- Exercise brief -
Scan the listing below for the word "Advanced" and state how many lines hold it. Write nothing but the number.

- Task material -
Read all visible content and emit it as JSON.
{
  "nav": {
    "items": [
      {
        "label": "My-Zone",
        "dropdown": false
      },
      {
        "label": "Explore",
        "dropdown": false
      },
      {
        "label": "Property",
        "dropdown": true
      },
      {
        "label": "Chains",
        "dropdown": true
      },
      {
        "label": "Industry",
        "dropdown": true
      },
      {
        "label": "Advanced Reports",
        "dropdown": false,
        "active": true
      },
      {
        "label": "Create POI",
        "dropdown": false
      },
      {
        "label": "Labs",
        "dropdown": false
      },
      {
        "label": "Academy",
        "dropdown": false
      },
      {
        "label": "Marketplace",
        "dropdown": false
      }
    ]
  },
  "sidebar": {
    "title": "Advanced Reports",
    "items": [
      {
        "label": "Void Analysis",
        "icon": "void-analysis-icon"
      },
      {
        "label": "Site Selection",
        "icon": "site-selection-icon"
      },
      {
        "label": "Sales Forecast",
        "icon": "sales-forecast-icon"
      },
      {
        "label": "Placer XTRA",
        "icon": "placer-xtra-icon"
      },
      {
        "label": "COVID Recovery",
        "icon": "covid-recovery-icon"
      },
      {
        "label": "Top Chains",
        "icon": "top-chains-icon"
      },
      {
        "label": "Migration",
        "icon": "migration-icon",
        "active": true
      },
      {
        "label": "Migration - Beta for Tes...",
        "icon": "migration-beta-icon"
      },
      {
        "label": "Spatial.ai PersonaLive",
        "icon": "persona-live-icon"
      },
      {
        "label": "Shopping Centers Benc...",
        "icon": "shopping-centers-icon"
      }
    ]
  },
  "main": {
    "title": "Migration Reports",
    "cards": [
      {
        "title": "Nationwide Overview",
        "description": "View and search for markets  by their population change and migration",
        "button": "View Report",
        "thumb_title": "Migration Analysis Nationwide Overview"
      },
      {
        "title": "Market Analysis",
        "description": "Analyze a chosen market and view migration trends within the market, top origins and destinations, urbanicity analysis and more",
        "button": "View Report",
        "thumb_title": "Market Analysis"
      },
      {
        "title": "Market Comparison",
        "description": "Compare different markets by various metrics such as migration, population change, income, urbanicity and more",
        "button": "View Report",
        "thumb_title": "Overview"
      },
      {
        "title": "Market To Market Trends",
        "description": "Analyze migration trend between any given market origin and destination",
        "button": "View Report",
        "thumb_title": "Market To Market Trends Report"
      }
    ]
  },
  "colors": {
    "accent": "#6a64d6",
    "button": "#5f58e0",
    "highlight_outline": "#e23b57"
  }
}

- Response below -
2